─── Given passage ───

Saudi Arabia is an absolute monarchy in which the king controls the legislative, executive and judicial powers. There is no separation of powers or rule of law. The crown prince has “more power than any other member of the Saud family since the founding of the kingdom,” in the words of journalists Bradley Hope and Justin Scheck, in their book Blood and Oil. Shortly after Mohammed bin Salman — who currently exercises the power that formally corresponds to his father, the 87-year-old King Salman — was named heir to the kingdom, the new anti-terrorist law was sanctioned, allowing for convictions such as the one affecting the professor sentenced to death.

This new legislation withdrew powers from the Ministry of the Interior and transferred them to the Prosecutor’s Office and the presidency of State Security, two organizations that had previously been placed under the direct authority of the monarch and, therefore, the crown prince. Since September 2022, Mohammed bin Salman has also been the country’s prime minister.

─── Data ───

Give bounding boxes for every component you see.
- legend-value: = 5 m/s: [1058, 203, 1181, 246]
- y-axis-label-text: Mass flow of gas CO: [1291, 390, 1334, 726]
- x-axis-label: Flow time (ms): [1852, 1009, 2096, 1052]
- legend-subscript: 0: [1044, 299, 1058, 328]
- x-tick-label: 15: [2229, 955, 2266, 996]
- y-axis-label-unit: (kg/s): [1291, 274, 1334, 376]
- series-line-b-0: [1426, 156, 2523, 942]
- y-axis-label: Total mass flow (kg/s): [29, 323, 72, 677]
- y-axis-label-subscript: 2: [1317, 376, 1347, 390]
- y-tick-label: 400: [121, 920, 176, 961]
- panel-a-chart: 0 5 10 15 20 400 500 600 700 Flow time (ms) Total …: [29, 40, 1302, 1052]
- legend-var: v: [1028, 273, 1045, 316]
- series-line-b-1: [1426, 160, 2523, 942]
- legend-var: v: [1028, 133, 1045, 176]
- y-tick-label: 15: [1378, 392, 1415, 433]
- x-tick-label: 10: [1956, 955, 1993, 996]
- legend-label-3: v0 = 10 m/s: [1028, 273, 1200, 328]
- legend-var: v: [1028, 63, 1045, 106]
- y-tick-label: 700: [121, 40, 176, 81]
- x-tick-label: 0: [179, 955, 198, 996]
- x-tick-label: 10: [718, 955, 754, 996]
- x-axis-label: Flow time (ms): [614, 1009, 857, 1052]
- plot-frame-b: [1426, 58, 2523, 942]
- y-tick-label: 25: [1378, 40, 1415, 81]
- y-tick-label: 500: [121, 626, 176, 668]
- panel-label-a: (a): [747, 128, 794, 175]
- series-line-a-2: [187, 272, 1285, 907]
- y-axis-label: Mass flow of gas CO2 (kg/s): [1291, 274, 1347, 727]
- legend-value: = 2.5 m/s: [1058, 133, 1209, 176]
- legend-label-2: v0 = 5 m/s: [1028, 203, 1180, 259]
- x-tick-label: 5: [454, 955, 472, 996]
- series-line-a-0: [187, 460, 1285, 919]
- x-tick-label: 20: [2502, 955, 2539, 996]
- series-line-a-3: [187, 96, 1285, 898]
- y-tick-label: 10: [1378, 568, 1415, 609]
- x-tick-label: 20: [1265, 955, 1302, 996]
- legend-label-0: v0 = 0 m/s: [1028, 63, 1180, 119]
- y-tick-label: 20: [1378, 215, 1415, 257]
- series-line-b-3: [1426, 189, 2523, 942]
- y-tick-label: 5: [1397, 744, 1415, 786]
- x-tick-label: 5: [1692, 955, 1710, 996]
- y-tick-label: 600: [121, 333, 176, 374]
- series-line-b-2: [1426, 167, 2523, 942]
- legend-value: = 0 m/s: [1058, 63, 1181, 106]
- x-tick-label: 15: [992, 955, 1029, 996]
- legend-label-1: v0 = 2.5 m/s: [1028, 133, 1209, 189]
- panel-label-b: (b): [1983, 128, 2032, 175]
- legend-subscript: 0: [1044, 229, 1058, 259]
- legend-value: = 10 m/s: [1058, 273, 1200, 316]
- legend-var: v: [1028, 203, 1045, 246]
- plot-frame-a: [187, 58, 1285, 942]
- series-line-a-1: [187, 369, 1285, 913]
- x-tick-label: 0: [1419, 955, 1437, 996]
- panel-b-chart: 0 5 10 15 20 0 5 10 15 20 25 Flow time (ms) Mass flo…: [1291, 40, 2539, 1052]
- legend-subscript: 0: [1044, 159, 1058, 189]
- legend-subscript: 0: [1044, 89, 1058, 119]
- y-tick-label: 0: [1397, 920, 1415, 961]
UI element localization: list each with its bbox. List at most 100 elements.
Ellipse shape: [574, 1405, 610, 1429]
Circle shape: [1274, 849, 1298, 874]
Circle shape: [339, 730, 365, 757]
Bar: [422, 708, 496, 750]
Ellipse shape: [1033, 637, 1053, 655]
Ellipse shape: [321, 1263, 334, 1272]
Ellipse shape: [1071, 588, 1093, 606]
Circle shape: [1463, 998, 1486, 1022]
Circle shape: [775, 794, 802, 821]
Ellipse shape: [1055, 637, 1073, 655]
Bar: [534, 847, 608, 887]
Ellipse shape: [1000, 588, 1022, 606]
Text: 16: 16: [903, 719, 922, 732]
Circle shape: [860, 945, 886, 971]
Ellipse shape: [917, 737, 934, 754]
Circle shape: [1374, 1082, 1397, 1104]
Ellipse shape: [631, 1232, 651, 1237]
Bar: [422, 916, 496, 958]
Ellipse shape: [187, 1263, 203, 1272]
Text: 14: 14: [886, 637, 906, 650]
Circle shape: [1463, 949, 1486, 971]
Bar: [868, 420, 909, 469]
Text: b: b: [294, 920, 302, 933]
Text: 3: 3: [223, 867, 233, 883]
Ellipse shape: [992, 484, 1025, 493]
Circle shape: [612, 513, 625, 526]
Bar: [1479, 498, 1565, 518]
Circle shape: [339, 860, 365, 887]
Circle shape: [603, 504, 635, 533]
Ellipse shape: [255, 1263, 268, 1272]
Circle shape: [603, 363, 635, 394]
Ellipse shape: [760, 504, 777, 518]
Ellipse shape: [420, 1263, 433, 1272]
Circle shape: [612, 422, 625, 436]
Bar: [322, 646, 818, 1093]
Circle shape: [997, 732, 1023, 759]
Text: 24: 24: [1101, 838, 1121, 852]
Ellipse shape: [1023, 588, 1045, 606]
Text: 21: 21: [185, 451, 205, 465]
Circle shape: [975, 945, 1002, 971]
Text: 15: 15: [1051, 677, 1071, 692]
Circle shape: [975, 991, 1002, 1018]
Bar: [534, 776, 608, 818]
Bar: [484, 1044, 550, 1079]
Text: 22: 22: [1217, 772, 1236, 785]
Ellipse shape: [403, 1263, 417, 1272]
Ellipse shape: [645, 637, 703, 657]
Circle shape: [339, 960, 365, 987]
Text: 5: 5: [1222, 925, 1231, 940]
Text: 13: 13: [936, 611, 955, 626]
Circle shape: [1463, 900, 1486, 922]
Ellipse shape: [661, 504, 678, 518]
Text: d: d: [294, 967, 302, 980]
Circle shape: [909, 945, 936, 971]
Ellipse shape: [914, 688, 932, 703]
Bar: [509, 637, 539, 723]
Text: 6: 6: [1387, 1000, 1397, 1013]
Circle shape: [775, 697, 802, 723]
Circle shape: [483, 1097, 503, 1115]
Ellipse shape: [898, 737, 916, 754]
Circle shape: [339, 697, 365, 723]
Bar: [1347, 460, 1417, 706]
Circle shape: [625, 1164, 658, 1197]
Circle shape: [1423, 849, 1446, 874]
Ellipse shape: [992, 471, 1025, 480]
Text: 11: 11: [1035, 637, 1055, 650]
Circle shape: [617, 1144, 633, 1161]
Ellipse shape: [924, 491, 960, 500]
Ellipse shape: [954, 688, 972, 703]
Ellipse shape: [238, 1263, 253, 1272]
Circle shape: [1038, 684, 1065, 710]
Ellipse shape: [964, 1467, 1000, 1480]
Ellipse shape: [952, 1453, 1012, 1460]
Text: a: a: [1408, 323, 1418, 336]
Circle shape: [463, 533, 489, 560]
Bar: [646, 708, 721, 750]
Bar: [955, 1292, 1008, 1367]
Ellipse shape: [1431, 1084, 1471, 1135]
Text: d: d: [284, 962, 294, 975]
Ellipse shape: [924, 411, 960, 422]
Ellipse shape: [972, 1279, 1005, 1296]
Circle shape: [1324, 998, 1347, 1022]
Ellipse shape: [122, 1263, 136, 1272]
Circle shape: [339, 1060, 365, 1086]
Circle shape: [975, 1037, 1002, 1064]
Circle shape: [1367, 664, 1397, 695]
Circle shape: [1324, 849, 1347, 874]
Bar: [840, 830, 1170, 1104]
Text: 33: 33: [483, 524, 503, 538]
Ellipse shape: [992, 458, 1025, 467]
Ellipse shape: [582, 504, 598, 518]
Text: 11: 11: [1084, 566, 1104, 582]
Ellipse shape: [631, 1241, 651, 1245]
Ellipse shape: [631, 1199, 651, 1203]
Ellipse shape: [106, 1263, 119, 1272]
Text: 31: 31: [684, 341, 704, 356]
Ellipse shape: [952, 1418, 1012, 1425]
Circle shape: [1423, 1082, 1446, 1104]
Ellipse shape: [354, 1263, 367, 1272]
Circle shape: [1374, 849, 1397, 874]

───

» Work order
Can you quote the stretch of the passage on Saudi Arabia's concentration of power from "This new legislation" through "country’s prime minister."?

» Task solution
This new legislation withdrew powers from the Ministry of the Interior and transferred them to the Prosecutor’s Office and the presidency of State Security, two organizations that had previously been placed under the direct authority of the monarch and, therefore, the crown prince. Since September 2022, Mohammed bin Salman has also been the country’s prime minister.